» TASK TO COMPLETE
Extract each line from the entries below that has the string "this" in it.

» ENTRIES SUPPLIED
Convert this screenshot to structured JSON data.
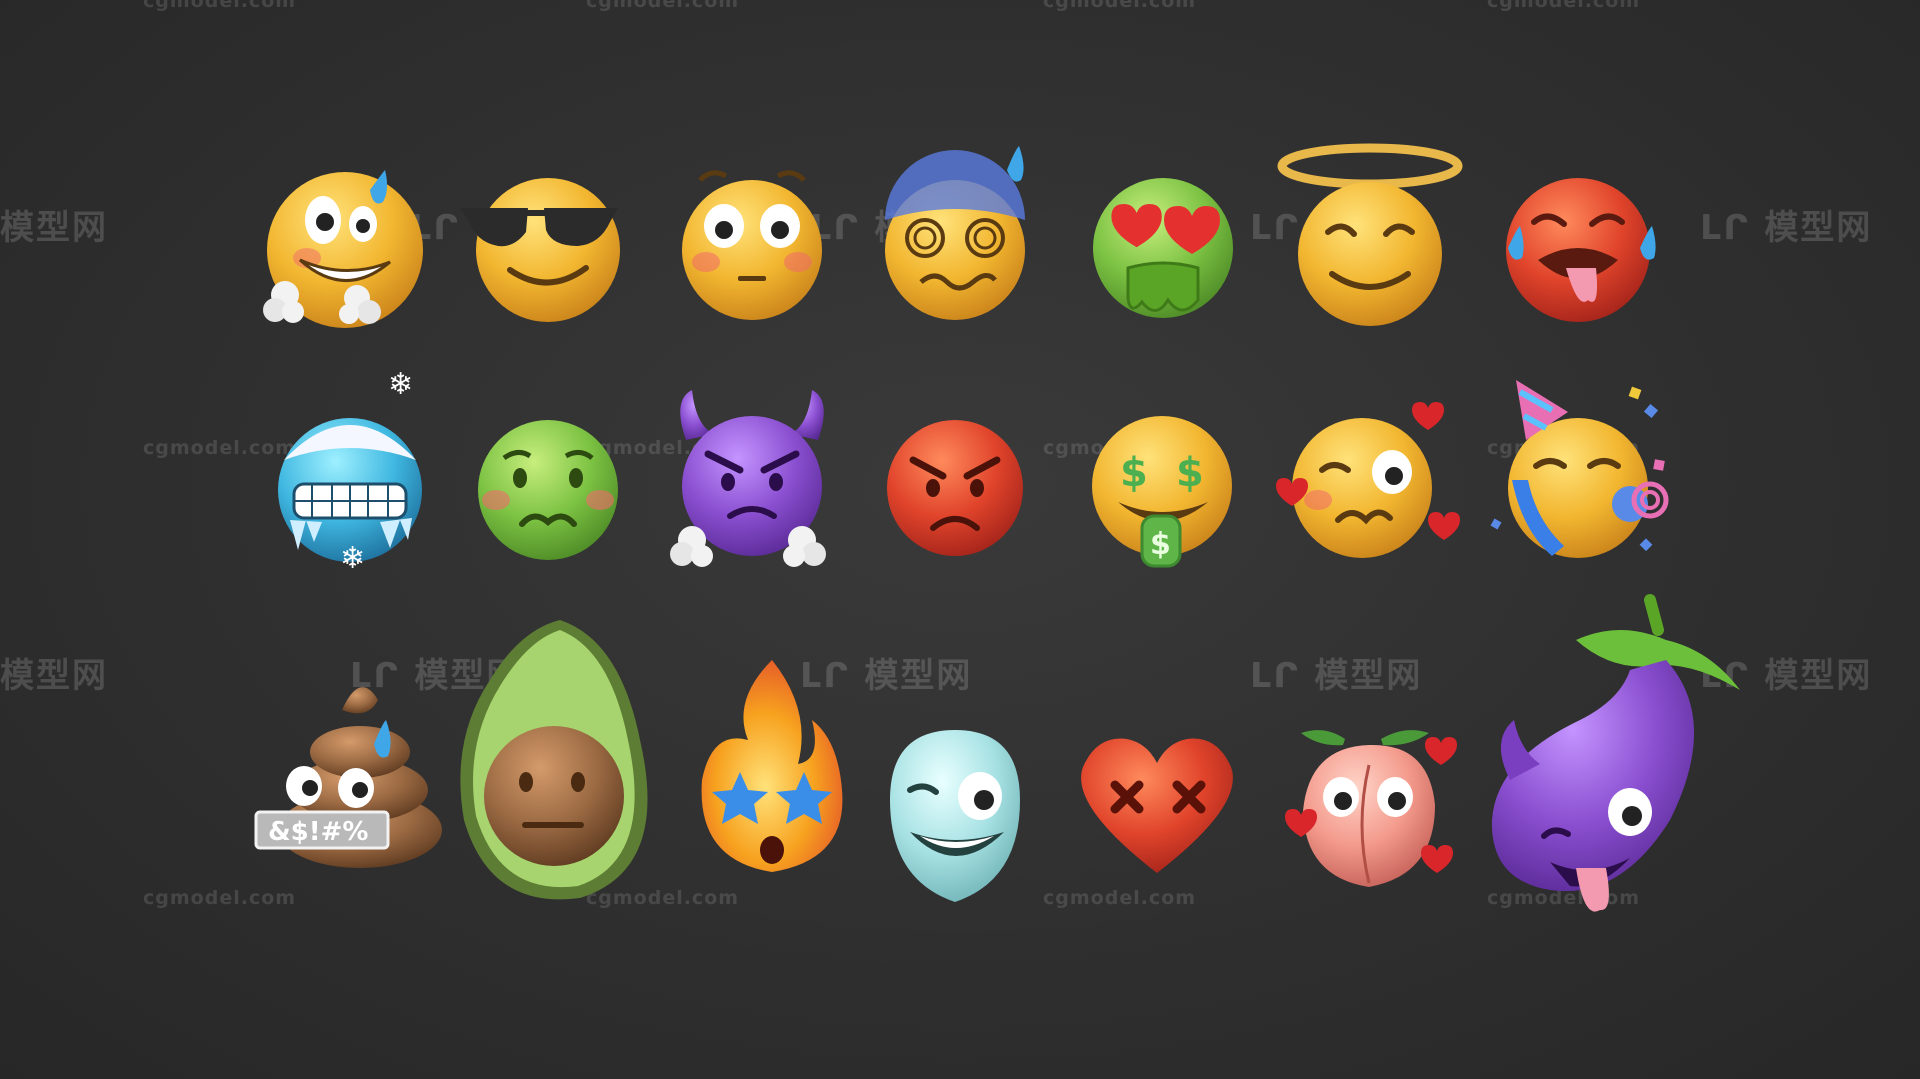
{
  "watermarks": {
    "text": "cgmodel.com",
    "logo": "模型网"
  },
  "emojis": {
    "row1": [
      "hot-sweat-face",
      "sunglasses-face",
      "flushed-face",
      "dizzy-sweat-face",
      "sick-heart-eyes-face",
      "halo-face",
      "crying-tongue-face"
    ],
    "row2": [
      "frozen-face",
      "nauseated-face",
      "devil-face",
      "angry-face",
      "money-face",
      "wink-hearts-face",
      "party-face"
    ],
    "row3": [
      "poop-swearing",
      "avocado-face",
      "fire-face",
      "alien-wink-face",
      "dead-heart",
      "peach-face",
      "eggplant-devil-face"
    ]
  },
  "poop_sign": "&$!#%",
  "colors": {
    "background": "#2f2f2f",
    "yellow": "#f2b630",
    "red": "#e0442b",
    "green": "#7cc243",
    "purple": "#8a4fd0"
  }
}
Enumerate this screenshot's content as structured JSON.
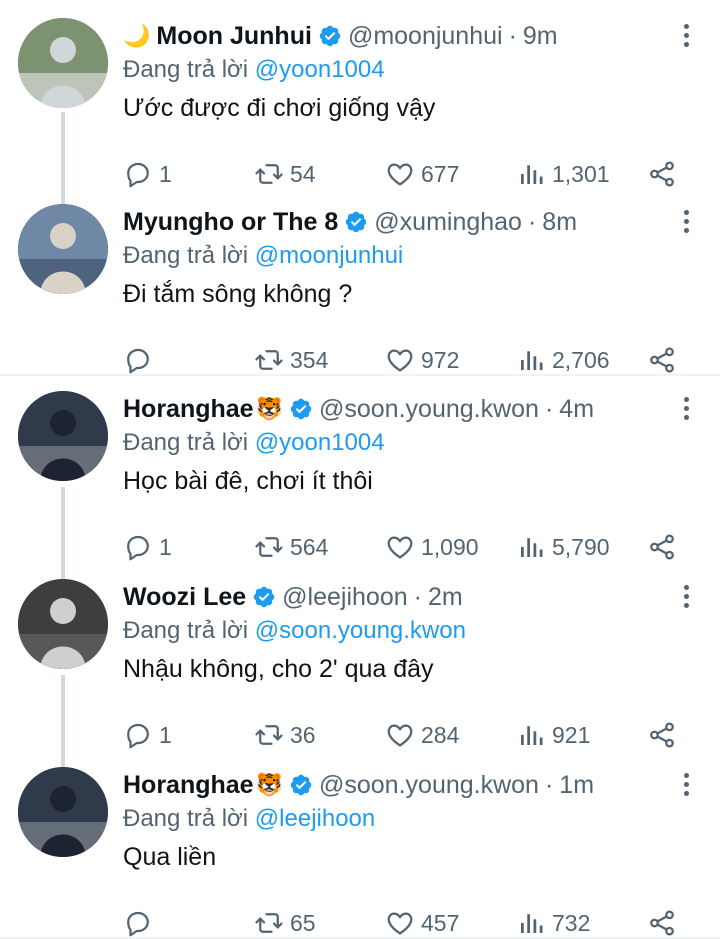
{
  "tweets": [
    {
      "name": "Moon Junhui",
      "emoji_before": "🌙",
      "emoji_after": "",
      "handle": "@moonjunhui",
      "time": "9m",
      "reply_label": "Đang trả lời",
      "reply_to": "@yoon1004",
      "text": "Ước được đi chơi giống vậy",
      "replies": "1",
      "retweets": "54",
      "likes": "677",
      "views": "1,301"
    },
    {
      "name": "Myungho or The 8",
      "emoji_before": "",
      "emoji_after": "",
      "handle": "@xuminghao",
      "time": "8m",
      "reply_label": "Đang trả lời",
      "reply_to": "@moonjunhui",
      "text": "Đi tắm sông không ?",
      "replies": "",
      "retweets": "354",
      "likes": "972",
      "views": "2,706"
    },
    {
      "name": "Horanghae",
      "emoji_before": "",
      "emoji_after": "🐯",
      "handle": "@soon.young.kwon",
      "time": "4m",
      "reply_label": "Đang trả lời",
      "reply_to": "@yoon1004",
      "text": "Học bài đê, chơi ít thôi",
      "replies": "1",
      "retweets": "564",
      "likes": "1,090",
      "views": "5,790"
    },
    {
      "name": "Woozi Lee",
      "emoji_before": "",
      "emoji_after": "",
      "handle": "@leejihoon",
      "time": "2m",
      "reply_label": "Đang trả lời",
      "reply_to": "@soon.young.kwon",
      "text": "Nhậu không, cho 2' qua đây",
      "replies": "1",
      "retweets": "36",
      "likes": "284",
      "views": "921"
    },
    {
      "name": "Horanghae",
      "emoji_before": "",
      "emoji_after": "🐯",
      "handle": "@soon.young.kwon",
      "time": "1m",
      "reply_label": "Đang trả lời",
      "reply_to": "@leejihoon",
      "text": "Qua liền",
      "replies": "",
      "retweets": "65",
      "likes": "457",
      "views": "732"
    }
  ],
  "colors": {
    "accent": "#1d9bf0",
    "secondary_text": "#536471",
    "primary_text": "#0f1419",
    "verified": "#1d9bf0",
    "thread_line": "#cfd9de"
  },
  "icons": {
    "verified": "verified-badge-icon",
    "reply": "reply-icon",
    "retweet": "retweet-icon",
    "like": "heart-icon",
    "views": "views-icon",
    "share": "share-icon",
    "more": "more-vertical-icon"
  }
}
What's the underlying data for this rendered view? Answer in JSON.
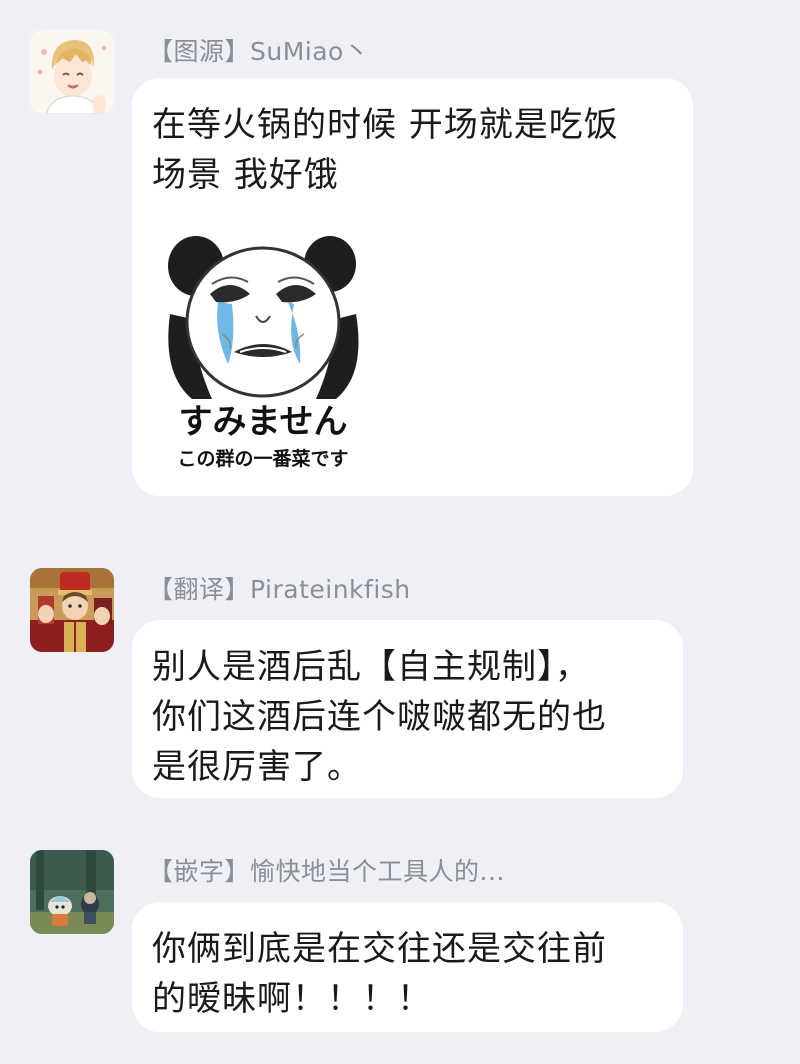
{
  "messages": [
    {
      "sender": "【图源】SuMiao丶",
      "text": "在等火锅的时候 开场就是吃饭\n场景 我好饿",
      "sticker": {
        "caption_main": "すみません",
        "caption_sub": "この群の一番菜です"
      }
    },
    {
      "sender": "【翻译】Pirateinkfish",
      "text": "别人是酒后乱【自主规制】，\n你们这酒后连个啵啵都无的也\n是很厉害了。"
    },
    {
      "sender": "【嵌字】愉快地当个工具人的...",
      "text": "你俩到底是在交往还是交往前\n的暧昧啊！！！！"
    }
  ]
}
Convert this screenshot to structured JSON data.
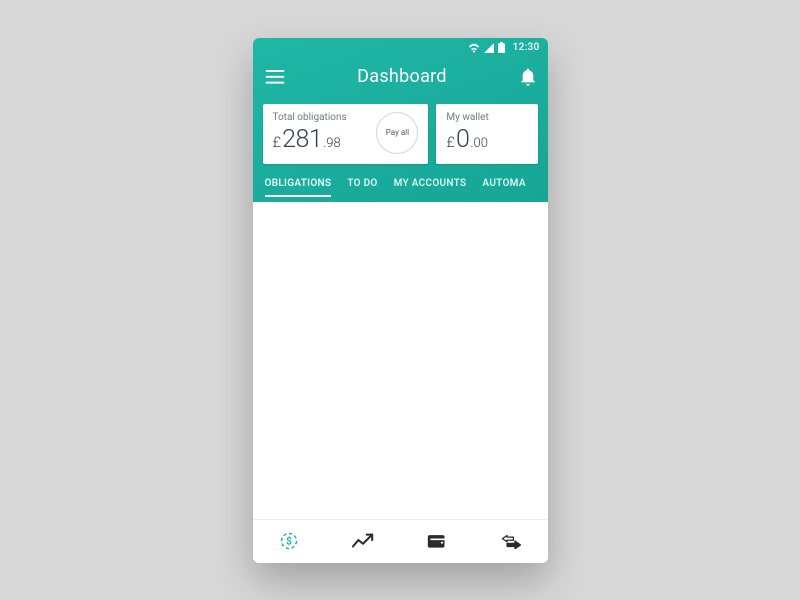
{
  "statusbar": {
    "time": "12:30"
  },
  "appbar": {
    "title": "Dashboard"
  },
  "cards": {
    "obligations": {
      "label": "Total obligations",
      "currency": "£",
      "amount_int": "281",
      "amount_dec": ".98",
      "pay_all_label": "Pay all"
    },
    "wallet": {
      "label": "My wallet",
      "currency": "£",
      "amount_int": "0",
      "amount_dec": ".00"
    }
  },
  "tabs": [
    {
      "label": "OBLIGATIONS",
      "active": true
    },
    {
      "label": "TO DO"
    },
    {
      "label": "MY ACCOUNTS"
    },
    {
      "label": "AUTOMA"
    }
  ],
  "colors": {
    "brand": "#1fb7a6"
  }
}
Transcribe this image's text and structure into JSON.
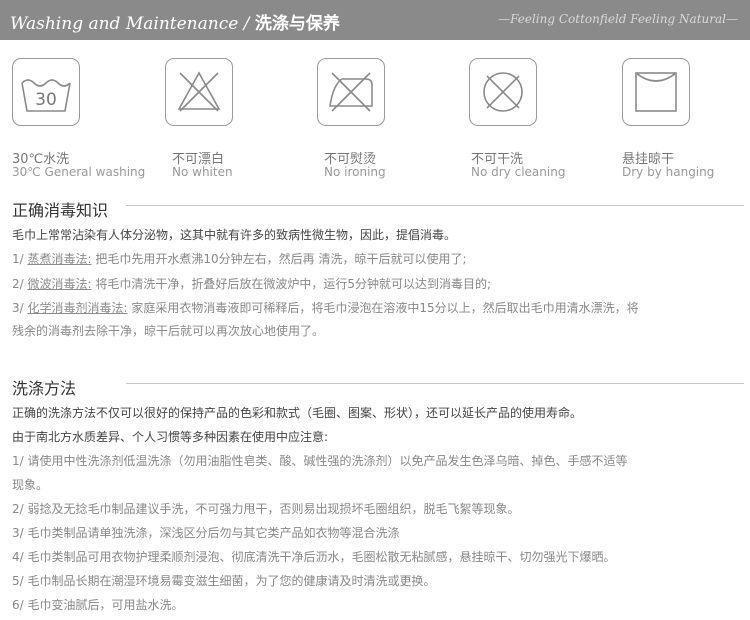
{
  "header": {
    "title_en": "Washing and Maintenance /",
    "title_cn": "洗涤与保养",
    "tagline": "—Feeling Cottonfield Feeling Natural—"
  },
  "care_icons": [
    {
      "icon": "wash-30-icon",
      "cn": "30℃水洗",
      "en": "30℃ General washing",
      "temp": "30"
    },
    {
      "icon": "no-bleach-icon",
      "cn": "不可漂白",
      "en": "No whiten"
    },
    {
      "icon": "no-ironing-icon",
      "cn": "不可熨烫",
      "en": "No ironing"
    },
    {
      "icon": "no-dry-cleaning-icon",
      "cn": "不可干洗",
      "en": "No dry cleaning"
    },
    {
      "icon": "hang-dry-icon",
      "cn": "悬挂晾干",
      "en": "Dry by hanging"
    }
  ],
  "disinfection": {
    "title": "正确消毒知识",
    "intro": "毛巾上常常沾染有人体分泌物，这其中就有许多的致病性微生物，因此，提倡消毒。",
    "items": [
      {
        "num": "1/ ",
        "label": "蒸煮消毒法:",
        "text": "  把毛巾先用开水煮沸10分钟左右，然后再 清洗，晾干后就可以使用了;"
      },
      {
        "num": "2/ ",
        "label": "微波消毒法:",
        "text": "  将毛巾清洗干净，折叠好后放在微波炉中，运行5分钟就可以达到消毒目的;"
      },
      {
        "num": "3/ ",
        "label": "化学消毒剂消毒法:",
        "text": "  家庭采用衣物消毒液即可稀释后，将毛巾浸泡在溶液中15分以上，然后取出毛巾用清水漂洗，将"
      }
    ],
    "continuation": "残余的消毒剂去除干净，晾干后就可以再次放心地使用了。"
  },
  "washing": {
    "title": "洗涤方法",
    "intro1": "正确的洗涤方法不仅可以很好的保持产品的色彩和款式（毛圈、图案、形状），还可以延长产品的使用寿命。",
    "intro2": "由于南北方水质差异、个人习惯等多种因素在使用中应注意:",
    "items": [
      "1/ 请使用中性洗涤剂低温洗涤（勿用油脂性皂类、酸、碱性强的洗涤剂）以免产品发生色泽乌暗、掉色、手感不适等",
      "现象。",
      "2/ 弱捻及无捻毛巾制品建议手洗，不可强力甩干，否则易出现损坏毛圈组织，脱毛飞絮等现象。",
      "3/ 毛巾类制品请单独洗涤，深浅区分后勿与其它类产品如衣物等混合洗涤",
      "4/ 毛巾类制品可用衣物护理柔顺剂浸泡、彻底清洗干净后沥水，毛圈松散无粘腻感，悬挂晾干、切勿强光下爆晒。",
      "5/ 毛巾制品长期在潮湿环境易霉变滋生细菌，为了您的健康请及时清洗或更换。",
      "6/ 毛巾变油腻后，可用盐水洗。"
    ]
  }
}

» WORKED ANSWER
Convert this screenshot to structured JSON data.
Enumerate this screenshot's content as structured JSON.
What's the underlying data for this rendered view? Answer in JSON.
Convert this screenshot to structured JSON data.
Transcribe this image's text and structure into JSON.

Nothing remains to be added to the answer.